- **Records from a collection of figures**

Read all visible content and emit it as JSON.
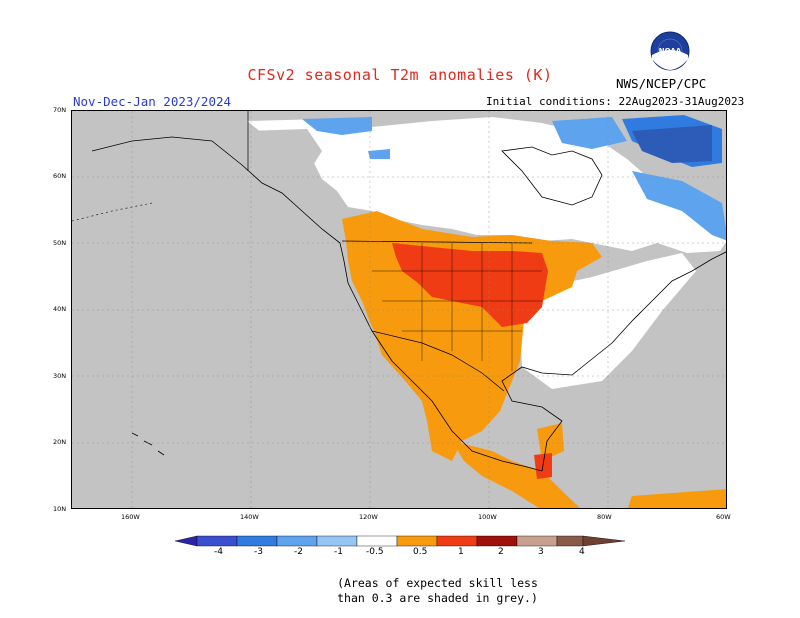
{
  "title": "CFSv2 seasonal T2m anomalies (K)",
  "period": "Nov-Dec-Jan 2023/2024",
  "initial_conditions": "Initial conditions: 22Aug2023-31Aug2023",
  "agency": "NWS/NCEP/CPC",
  "logo_text": "NOAA",
  "lat_labels": [
    "70N",
    "60N",
    "50N",
    "40N",
    "30N",
    "20N",
    "10N"
  ],
  "lon_labels": [
    "160W",
    "140W",
    "120W",
    "100W",
    "80W",
    "60W"
  ],
  "legend": {
    "labels": [
      "-4",
      "-3",
      "-2",
      "-1",
      "-0.5",
      "0.5",
      "1",
      "2",
      "3",
      "4"
    ],
    "colors": [
      "#2c24a8",
      "#3a4fd0",
      "#2f7be0",
      "#5ea3ee",
      "#96c4f4",
      "#ffffff",
      "#f79a0e",
      "#f03c14",
      "#a0100c",
      "#c8a090",
      "#6e4032"
    ]
  },
  "note_line1": "(Areas of expected skill less",
  "note_line2": "than 0.3 are shaded in grey.)",
  "colors": {
    "skill_grey": "#c3c3c3",
    "neutral_white": "#ffffff",
    "orange_0_5_1": "#f79a0e",
    "red_1_2": "#f03c14",
    "lightblue_neg": "#5ea3ee",
    "blue_neg": "#2f7be0",
    "darkblue_neg": "#2c5cb8"
  }
}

- **What to work on**
Give back every line exactly as it stands, pictures excluded.

- **Full response**
Read all visible content and emit it as JSON.
{
  "title": "CFSv2 seasonal T2m anomalies (K)",
  "period": "Nov-Dec-Jan 2023/2024",
  "initial_conditions": "Initial conditions: 22Aug2023-31Aug2023",
  "agency": "NWS/NCEP/CPC",
  "logo_text": "NOAA",
  "lat_labels": [
    "70N",
    "60N",
    "50N",
    "40N",
    "30N",
    "20N",
    "10N"
  ],
  "lon_labels": [
    "160W",
    "140W",
    "120W",
    "100W",
    "80W",
    "60W"
  ],
  "legend": {
    "labels": [
      "-4",
      "-3",
      "-2",
      "-1",
      "-0.5",
      "0.5",
      "1",
      "2",
      "3",
      "4"
    ],
    "colors": [
      "#2c24a8",
      "#3a4fd0",
      "#2f7be0",
      "#5ea3ee",
      "#96c4f4",
      "#ffffff",
      "#f79a0e",
      "#f03c14",
      "#a0100c",
      "#c8a090",
      "#6e4032"
    ]
  },
  "note_line1": "(Areas of expected skill less",
  "note_line2": "than 0.3 are shaded in grey.)",
  "colors": {
    "skill_grey": "#c3c3c3",
    "neutral_white": "#ffffff",
    "orange_0_5_1": "#f79a0e",
    "red_1_2": "#f03c14",
    "lightblue_neg": "#5ea3ee",
    "blue_neg": "#2f7be0",
    "darkblue_neg": "#2c5cb8"
  }
}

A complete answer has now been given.